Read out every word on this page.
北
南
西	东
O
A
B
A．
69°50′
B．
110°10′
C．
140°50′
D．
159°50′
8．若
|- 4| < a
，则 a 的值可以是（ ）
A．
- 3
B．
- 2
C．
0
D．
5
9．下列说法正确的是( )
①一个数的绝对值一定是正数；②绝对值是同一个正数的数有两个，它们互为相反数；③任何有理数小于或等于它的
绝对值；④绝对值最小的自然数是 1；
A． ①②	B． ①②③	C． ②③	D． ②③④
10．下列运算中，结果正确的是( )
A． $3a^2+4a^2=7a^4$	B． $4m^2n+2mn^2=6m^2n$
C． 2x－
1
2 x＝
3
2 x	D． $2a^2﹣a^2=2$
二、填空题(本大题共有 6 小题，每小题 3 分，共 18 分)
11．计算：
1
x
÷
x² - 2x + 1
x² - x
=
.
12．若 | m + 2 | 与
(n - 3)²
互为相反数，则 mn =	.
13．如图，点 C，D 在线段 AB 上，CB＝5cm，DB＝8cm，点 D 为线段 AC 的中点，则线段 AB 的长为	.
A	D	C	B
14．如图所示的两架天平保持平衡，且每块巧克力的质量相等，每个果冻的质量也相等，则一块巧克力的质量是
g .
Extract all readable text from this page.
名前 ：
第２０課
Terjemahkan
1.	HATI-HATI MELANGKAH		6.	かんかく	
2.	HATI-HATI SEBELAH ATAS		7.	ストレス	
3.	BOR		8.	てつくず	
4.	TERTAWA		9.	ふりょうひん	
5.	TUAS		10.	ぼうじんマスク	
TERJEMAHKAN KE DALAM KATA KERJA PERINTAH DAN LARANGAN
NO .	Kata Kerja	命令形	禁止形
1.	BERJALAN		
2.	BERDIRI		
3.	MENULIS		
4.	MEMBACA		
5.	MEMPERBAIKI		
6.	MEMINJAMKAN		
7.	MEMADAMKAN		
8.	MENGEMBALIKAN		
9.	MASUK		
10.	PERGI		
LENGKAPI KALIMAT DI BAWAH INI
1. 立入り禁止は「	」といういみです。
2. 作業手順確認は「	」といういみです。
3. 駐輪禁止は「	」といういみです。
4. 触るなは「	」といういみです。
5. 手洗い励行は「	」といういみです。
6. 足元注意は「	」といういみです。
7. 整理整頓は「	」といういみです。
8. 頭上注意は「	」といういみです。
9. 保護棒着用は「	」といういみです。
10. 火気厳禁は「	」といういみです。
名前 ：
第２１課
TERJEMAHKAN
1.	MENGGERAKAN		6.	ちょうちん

· · · · ·

## [Task goal]
Transcribe each entry exactly.

## [Correct output]
Read out every word on this page.
北
南
西	东
O
A
B
A．
69°50′
B．
110°10′
C．
140°50′
D．
159°50′
8．若
|- 4| < a
，则 a 的值可以是（ ）
A．
- 3
B．
- 2
C．
0
D．
5
9．下列说法正确的是( )
①一个数的绝对值一定是正数；②绝对值是同一个正数的数有两个，它们互为相反数；③任何有理数小于或等于它的
绝对值；④绝对值最小的自然数是 1；
A． ①②	B． ①②③	C． ②③	D． ②③④
10．下列运算中，结果正确的是( )
A． $3a^2+4a^2=7a^4$	B． $4m^2n+2mn^2=6m^2n$
C． 2x－
1
2 x＝
3
2 x	D． $2a^2﹣a^2=2$
二、填空题(本大题共有 6 小题，每小题 3 分，共 18 分)
11．计算：
1
x
÷
x² - 2x + 1
x² - x
=
.
12．若 | m + 2 | 与
(n - 3)²
互为相反数，则 mn =	.
13．如图，点 C，D 在线段 AB 上，CB＝5cm，DB＝8cm，点 D 为线段 AC 的中点，则线段 AB 的长为	.
A	D	C	B
14．如图所示的两架天平保持平衡，且每块巧克力的质量相等，每个果冻的质量也相等，则一块巧克力的质量是
g .
Extract all readable text from this page.
名前 ：
第２０課
Terjemahkan
1.	HATI-HATI MELANGKAH		6.	かんかく	
2.	HATI-HATI SEBELAH ATAS		7.	ストレス	
3.	BOR		8.	てつくず	
4.	TERTAWA		9.	ふりょうひん	
5.	TUAS		10.	ぼうじんマスク	
TERJEMAHKAN KE DALAM KATA KERJA PERINTAH DAN LARANGAN
NO .	Kata Kerja	命令形	禁止形
1.	BERJALAN		
2.	BERDIRI		
3.	MENULIS		
4.	MEMBACA		
5.	MEMPERBAIKI		
6.	MEMINJAMKAN		
7.	MEMADAMKAN		
8.	MENGEMBALIKAN		
9.	MASUK		
10.	PERGI		
LENGKAPI KALIMAT DI BAWAH INI
1. 立入り禁止は「	」といういみです。
2. 作業手順確認は「	」といういみです。
3. 駐輪禁止は「	」といういみです。
4. 触るなは「	」といういみです。
5. 手洗い励行は「	」といういみです。
6. 足元注意は「	」といういみです。
7. 整理整頓は「	」といういみです。
8. 頭上注意は「	」といういみです。
9. 保護棒着用は「	」といういみです。
10. 火気厳禁は「	」といういみです。
名前 ：
第２１課
TERJEMAHKAN
1.	MENGGERAKAN		6.	ちょうちん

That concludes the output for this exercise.